Dataset records:
########################################

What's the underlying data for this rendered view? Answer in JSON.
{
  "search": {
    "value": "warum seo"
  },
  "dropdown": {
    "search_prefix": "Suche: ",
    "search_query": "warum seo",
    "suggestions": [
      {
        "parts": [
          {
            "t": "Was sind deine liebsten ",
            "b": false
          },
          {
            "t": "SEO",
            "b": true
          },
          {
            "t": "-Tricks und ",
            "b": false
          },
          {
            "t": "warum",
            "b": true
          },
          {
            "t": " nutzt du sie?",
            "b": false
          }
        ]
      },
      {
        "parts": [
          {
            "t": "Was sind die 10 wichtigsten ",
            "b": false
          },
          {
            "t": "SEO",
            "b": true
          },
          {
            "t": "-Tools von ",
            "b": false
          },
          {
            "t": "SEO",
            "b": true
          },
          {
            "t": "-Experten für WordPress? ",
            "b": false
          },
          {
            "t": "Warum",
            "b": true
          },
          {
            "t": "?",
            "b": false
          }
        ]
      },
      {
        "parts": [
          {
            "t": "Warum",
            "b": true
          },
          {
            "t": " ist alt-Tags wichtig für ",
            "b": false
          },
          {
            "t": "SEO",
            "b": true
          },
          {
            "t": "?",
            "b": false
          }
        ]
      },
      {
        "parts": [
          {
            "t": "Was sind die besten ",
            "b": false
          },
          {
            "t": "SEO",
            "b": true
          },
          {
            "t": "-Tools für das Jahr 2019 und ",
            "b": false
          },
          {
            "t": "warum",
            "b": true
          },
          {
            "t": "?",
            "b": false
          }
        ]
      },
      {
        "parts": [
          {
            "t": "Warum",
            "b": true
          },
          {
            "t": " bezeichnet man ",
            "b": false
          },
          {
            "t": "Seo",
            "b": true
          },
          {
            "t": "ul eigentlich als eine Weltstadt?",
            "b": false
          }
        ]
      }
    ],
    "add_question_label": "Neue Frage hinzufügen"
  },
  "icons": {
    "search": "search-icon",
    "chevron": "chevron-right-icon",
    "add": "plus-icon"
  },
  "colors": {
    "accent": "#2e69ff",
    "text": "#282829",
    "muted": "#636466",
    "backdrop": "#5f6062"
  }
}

########################################

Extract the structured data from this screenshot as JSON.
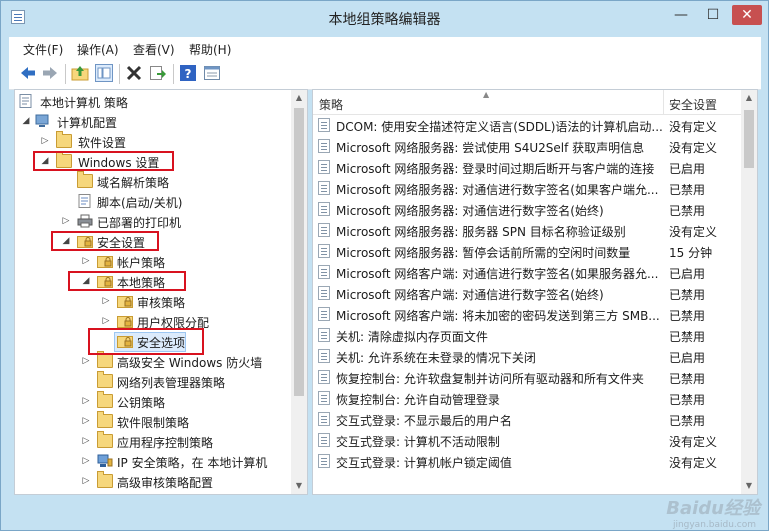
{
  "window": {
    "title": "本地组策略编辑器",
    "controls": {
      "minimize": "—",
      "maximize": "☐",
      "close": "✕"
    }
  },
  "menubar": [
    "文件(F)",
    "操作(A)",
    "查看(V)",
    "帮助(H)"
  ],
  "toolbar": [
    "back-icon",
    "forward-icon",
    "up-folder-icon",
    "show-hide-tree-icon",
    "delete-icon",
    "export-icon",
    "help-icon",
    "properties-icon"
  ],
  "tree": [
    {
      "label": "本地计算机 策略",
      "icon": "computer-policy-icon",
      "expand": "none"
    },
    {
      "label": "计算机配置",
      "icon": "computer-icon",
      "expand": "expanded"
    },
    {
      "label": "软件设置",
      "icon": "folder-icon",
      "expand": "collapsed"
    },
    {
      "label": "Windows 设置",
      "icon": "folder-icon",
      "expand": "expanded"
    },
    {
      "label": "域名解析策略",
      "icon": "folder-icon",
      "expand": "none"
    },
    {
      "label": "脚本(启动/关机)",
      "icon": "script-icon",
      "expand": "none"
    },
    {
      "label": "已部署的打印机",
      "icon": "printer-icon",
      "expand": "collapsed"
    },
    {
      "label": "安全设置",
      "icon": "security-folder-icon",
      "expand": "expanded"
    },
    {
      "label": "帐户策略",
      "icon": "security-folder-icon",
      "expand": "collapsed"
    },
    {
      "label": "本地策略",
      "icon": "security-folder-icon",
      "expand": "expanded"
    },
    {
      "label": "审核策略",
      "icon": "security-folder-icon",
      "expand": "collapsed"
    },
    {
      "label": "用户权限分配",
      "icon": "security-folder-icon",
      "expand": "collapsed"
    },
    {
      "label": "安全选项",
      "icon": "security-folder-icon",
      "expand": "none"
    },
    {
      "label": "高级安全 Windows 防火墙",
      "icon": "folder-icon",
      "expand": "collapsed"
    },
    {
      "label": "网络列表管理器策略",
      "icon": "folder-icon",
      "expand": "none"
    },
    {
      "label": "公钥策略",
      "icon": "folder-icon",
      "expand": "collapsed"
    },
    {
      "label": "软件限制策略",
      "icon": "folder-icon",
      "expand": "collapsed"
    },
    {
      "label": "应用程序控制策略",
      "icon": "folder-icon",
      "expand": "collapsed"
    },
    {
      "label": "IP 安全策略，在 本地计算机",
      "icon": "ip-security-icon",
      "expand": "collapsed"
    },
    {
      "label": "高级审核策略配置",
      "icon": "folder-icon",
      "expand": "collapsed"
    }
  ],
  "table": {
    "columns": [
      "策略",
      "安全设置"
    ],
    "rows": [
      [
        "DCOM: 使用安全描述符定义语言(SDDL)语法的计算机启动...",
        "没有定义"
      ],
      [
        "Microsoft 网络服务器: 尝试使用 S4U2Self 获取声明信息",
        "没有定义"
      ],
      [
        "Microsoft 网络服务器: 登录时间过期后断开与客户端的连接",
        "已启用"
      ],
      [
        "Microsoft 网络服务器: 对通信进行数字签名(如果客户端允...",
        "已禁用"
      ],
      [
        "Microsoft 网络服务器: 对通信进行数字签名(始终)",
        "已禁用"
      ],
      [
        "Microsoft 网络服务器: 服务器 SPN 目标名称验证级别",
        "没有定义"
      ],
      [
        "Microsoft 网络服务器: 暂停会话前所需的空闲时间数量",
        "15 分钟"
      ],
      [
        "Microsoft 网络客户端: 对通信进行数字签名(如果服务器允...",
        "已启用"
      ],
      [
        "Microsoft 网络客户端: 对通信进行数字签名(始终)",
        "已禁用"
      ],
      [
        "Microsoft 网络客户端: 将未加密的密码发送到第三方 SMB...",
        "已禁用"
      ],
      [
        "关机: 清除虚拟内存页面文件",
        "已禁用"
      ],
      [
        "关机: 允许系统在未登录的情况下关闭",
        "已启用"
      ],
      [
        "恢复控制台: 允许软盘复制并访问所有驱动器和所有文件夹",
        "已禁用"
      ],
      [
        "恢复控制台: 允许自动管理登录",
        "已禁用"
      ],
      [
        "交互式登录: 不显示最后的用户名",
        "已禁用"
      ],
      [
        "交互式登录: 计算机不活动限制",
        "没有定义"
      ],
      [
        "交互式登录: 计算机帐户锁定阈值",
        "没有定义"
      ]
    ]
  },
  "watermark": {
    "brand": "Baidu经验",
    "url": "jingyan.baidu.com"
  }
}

########################################

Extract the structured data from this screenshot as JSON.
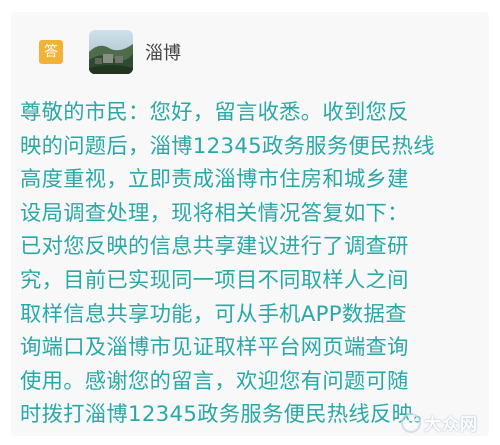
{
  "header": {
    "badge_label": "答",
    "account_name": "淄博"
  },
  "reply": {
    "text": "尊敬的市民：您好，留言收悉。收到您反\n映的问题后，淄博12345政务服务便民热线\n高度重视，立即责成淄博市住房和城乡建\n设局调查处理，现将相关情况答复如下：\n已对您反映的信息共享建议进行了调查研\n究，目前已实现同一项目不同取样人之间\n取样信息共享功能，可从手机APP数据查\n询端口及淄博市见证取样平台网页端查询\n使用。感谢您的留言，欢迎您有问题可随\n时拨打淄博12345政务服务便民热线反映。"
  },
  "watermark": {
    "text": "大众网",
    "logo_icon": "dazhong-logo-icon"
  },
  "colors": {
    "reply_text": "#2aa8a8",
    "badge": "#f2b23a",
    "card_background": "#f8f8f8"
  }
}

########################################

Task:
Make a list of all lines in the data that contain "网络客户端".

Solved problem:
        "Microsoft 网络客户端: 对通信进行数字签名(如果服务器允...",
        "Microsoft 网络客户端: 对通信进行数字签名(始终)",
        "Microsoft 网络客户端: 将未加密的密码发送到第三方 SMB...",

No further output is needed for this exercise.